▸ **Stated task**
For the listing underneath, give the count of lines containing the string "cordillera" and nothing further.

▸ **Dataset records**
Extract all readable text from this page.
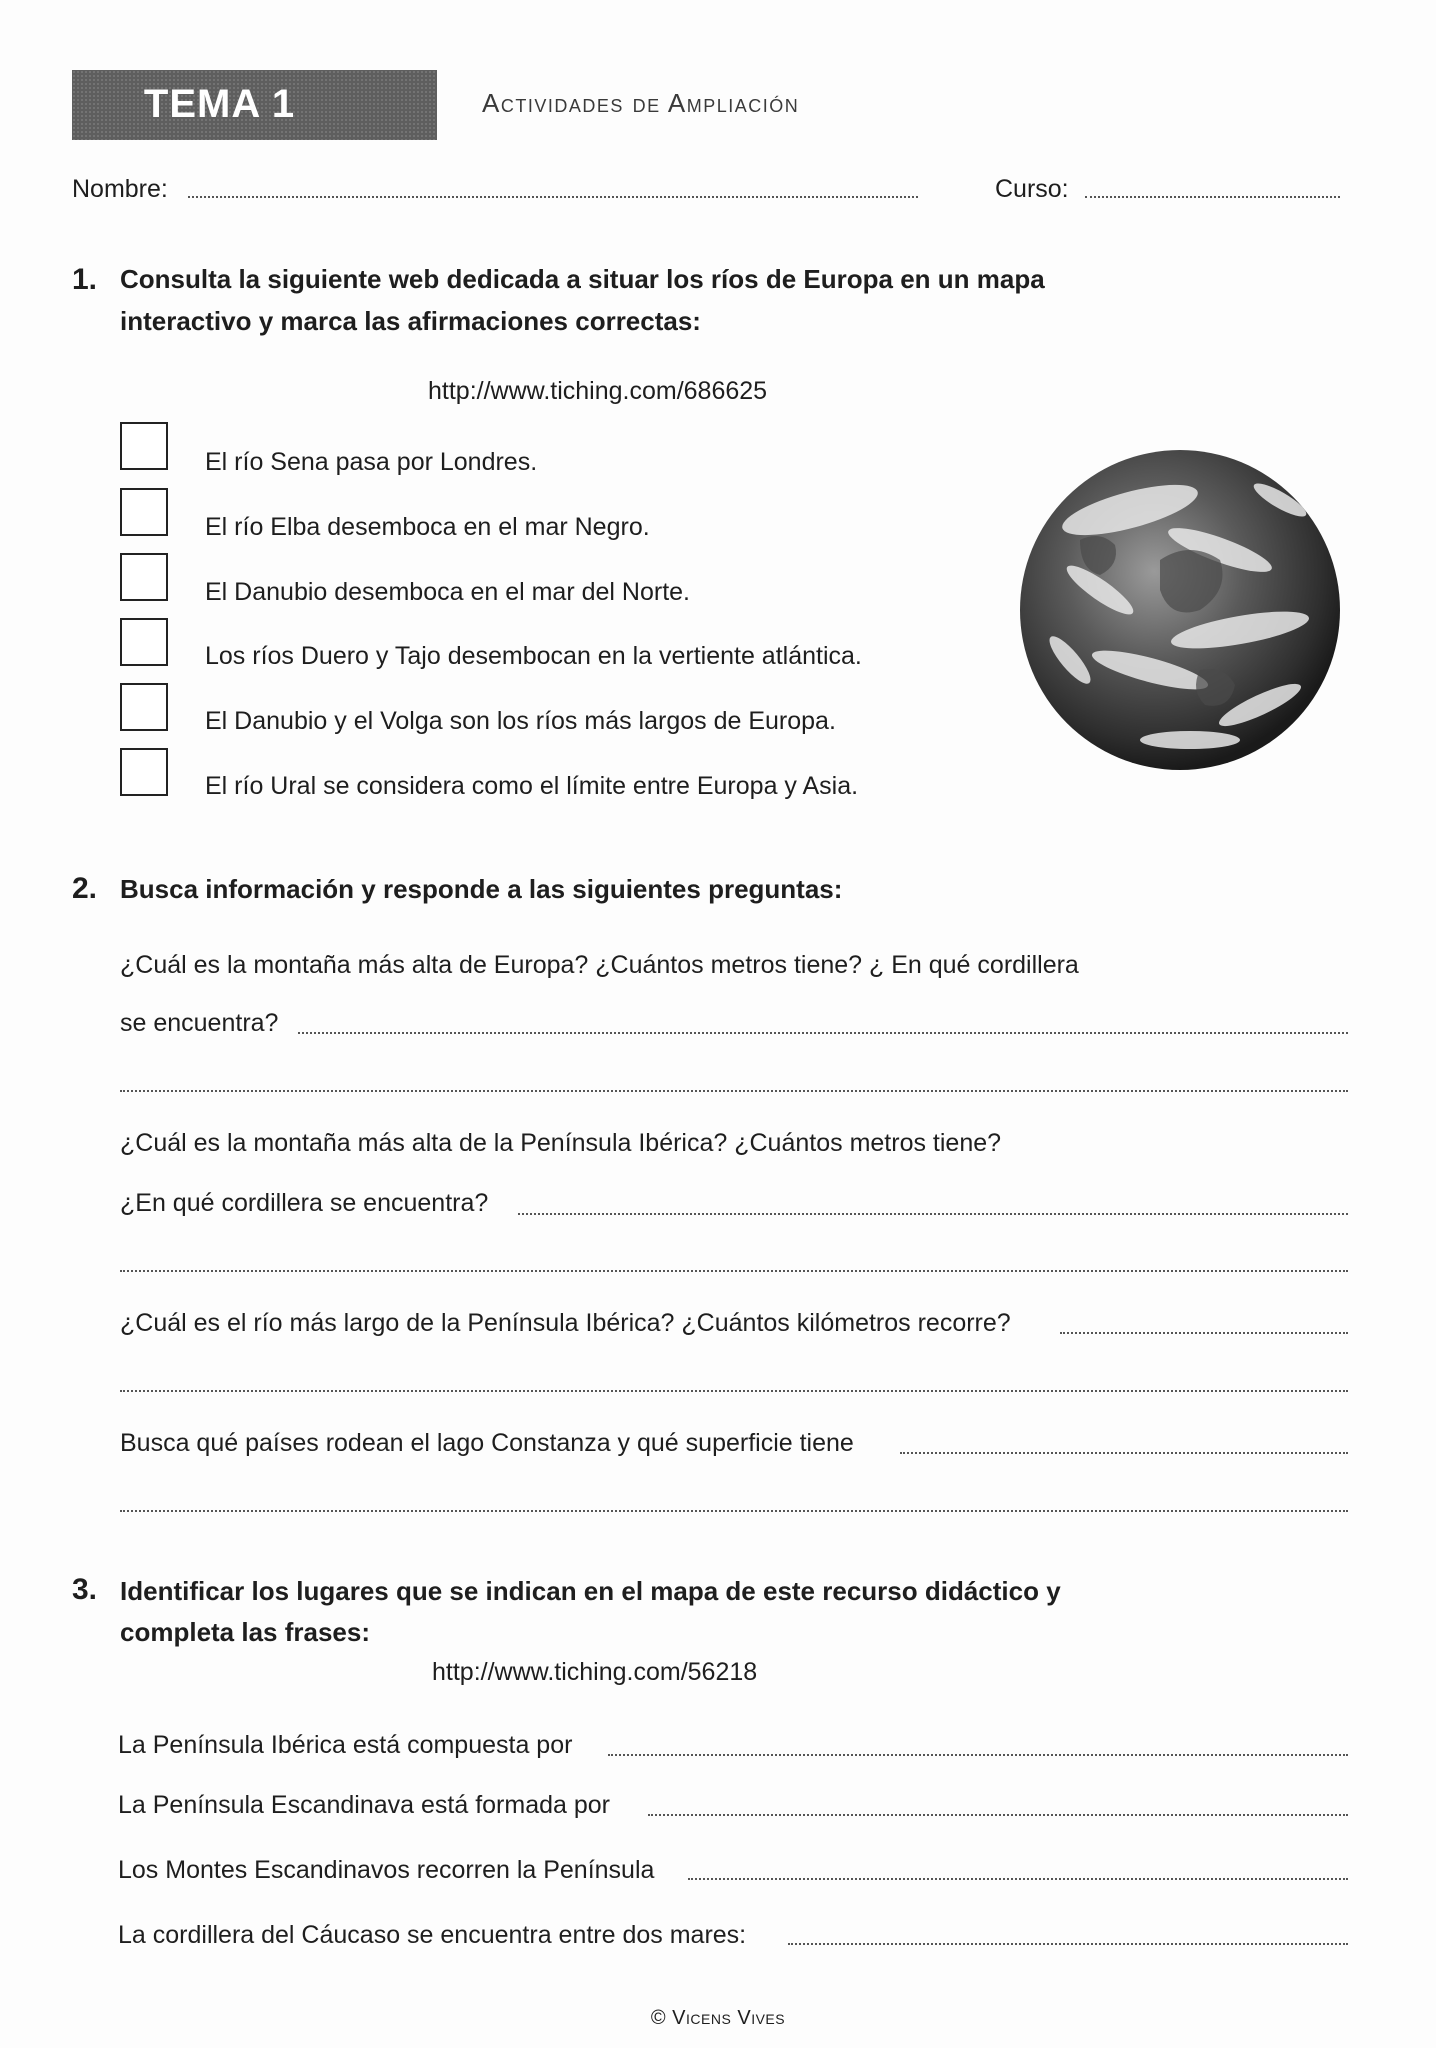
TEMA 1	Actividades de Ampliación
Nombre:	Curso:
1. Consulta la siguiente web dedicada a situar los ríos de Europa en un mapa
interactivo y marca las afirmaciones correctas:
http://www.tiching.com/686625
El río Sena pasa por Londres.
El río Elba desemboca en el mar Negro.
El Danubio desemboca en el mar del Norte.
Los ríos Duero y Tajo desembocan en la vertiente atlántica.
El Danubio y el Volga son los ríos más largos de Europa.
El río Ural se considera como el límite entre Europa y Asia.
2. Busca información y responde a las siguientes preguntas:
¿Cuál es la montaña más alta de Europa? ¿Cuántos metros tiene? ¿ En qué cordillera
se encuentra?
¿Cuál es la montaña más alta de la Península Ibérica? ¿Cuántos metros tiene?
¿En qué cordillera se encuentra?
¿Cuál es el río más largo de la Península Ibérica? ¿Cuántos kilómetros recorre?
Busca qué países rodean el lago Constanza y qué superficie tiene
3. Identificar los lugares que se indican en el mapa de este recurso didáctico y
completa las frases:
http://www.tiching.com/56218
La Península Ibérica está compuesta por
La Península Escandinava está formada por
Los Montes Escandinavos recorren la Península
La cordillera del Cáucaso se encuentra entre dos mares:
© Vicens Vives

▸ **Task solution**
3